=== PROBLEMS TO SOLVE ===
1. In the French Rubicon piece, what office did Alain Juppe formerly hold?
2. Copy out everything in the French Rubicon piece from "On 49 BC, the" down to "and the world.".

The French Rubicon

On 49 BC, the great Roman general Julius Caesar faced a choice, cross the river Rubicon and march on Rome or not. He chose to cross the Rubicon with the full knowledge that his action would provoke a civil war in the Roman world.

The French electorate face a similar moment in their country’s history on April and May 2017 when the two rounds of the presidential elections are held. The centre-left and centre-right political parties are deeply divided on how to overcome the multiple challenges facing the French state; a serious domestic Islamist terrorist insurgency, a stagnating economy with shocking levels of unemployment and the decline in the power and international influence of the nation in the EU and the world.

Nicholas Sarkozy, the divisive and unpopular former president, has formally declared his intention to run for the presidency again. Sarkozy has moved to the hard right with ultra-hawkish positions on how to deal with the rising jihadi threat. The Republican Party candidate has proposed the indefinite internment of known extremists, the shutting down of mosques and the ending of the EU rule of family unification for migrants who have settled in France.

Sarkozy enjoys the support of the right-wing faithful in the conservative opposition and has clearly gambled that a Trumpist campaign based on identity, security and the cultivation of a “strongman” image will secure victory in the Republican primaries race. Sarkozy has expressed Eurosceptic sympathies with a specific focus on restoring migration controls but is committed to the euro. Sarkozy’s rival, Alain Juppe, is a popular, technocratic and centrist establishment figure who is considered more likeable by the population according to opinion polls. Juppe, a former Prime Minister, belongs to a rapidly shrinking political centre in France but is perceived to be part of the ancien régime.

=== DATASET ENTRIES ===
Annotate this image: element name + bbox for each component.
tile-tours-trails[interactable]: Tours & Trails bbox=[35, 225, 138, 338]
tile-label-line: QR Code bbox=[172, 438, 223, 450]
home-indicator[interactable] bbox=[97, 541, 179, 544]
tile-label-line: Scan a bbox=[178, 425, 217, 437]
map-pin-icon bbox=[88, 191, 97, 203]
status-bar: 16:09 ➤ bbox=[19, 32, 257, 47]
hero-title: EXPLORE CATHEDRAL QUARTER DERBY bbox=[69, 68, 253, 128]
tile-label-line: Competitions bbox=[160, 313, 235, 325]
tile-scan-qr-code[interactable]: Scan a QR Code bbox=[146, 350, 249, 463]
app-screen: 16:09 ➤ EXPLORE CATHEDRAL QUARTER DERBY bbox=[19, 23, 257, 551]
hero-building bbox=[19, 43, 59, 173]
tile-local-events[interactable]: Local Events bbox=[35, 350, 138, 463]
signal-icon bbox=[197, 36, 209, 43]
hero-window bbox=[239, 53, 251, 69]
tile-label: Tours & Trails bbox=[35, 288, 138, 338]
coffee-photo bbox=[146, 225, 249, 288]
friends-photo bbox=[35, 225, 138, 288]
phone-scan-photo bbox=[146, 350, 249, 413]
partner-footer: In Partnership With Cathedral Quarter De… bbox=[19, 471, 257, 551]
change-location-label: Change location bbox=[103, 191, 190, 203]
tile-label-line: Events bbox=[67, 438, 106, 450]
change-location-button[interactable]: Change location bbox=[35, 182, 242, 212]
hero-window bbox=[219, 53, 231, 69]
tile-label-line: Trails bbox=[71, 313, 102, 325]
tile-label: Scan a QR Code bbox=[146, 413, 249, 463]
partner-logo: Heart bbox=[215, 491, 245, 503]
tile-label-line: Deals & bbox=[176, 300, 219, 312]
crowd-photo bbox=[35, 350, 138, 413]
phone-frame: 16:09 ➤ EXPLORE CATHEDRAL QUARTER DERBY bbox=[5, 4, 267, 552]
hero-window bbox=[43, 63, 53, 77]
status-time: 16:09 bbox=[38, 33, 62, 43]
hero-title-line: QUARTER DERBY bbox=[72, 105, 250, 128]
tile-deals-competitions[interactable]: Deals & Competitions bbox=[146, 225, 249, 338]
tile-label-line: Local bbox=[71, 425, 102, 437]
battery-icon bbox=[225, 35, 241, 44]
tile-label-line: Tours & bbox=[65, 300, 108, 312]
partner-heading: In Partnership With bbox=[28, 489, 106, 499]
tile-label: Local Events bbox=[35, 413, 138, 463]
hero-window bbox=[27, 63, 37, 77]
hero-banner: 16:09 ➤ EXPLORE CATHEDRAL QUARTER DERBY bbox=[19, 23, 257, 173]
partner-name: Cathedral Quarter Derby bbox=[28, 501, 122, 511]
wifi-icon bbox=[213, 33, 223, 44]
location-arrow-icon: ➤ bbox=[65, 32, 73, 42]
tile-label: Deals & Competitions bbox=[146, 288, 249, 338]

=== RESULTS BY TASK ===
1. Prime Minister

2.
On 49 BC, the great Roman general Julius Caesar faced a choice, cross the river Rubicon and march on Rome or not. He chose to cross the Rubicon with the full knowledge that his action would provoke a civil war in the Roman world.

The French electorate face a similar moment in their country’s history on April and May 2017 when the two rounds of the presidential elections are held. The centre-left and centre-right political parties are deeply divided on how to overcome the multiple challenges facing the French state; a serious domestic Islamist terrorist insurgency, a stagnating economy with shocking levels of unemployment and the decline in the power and international influence of the nation in the EU and the world.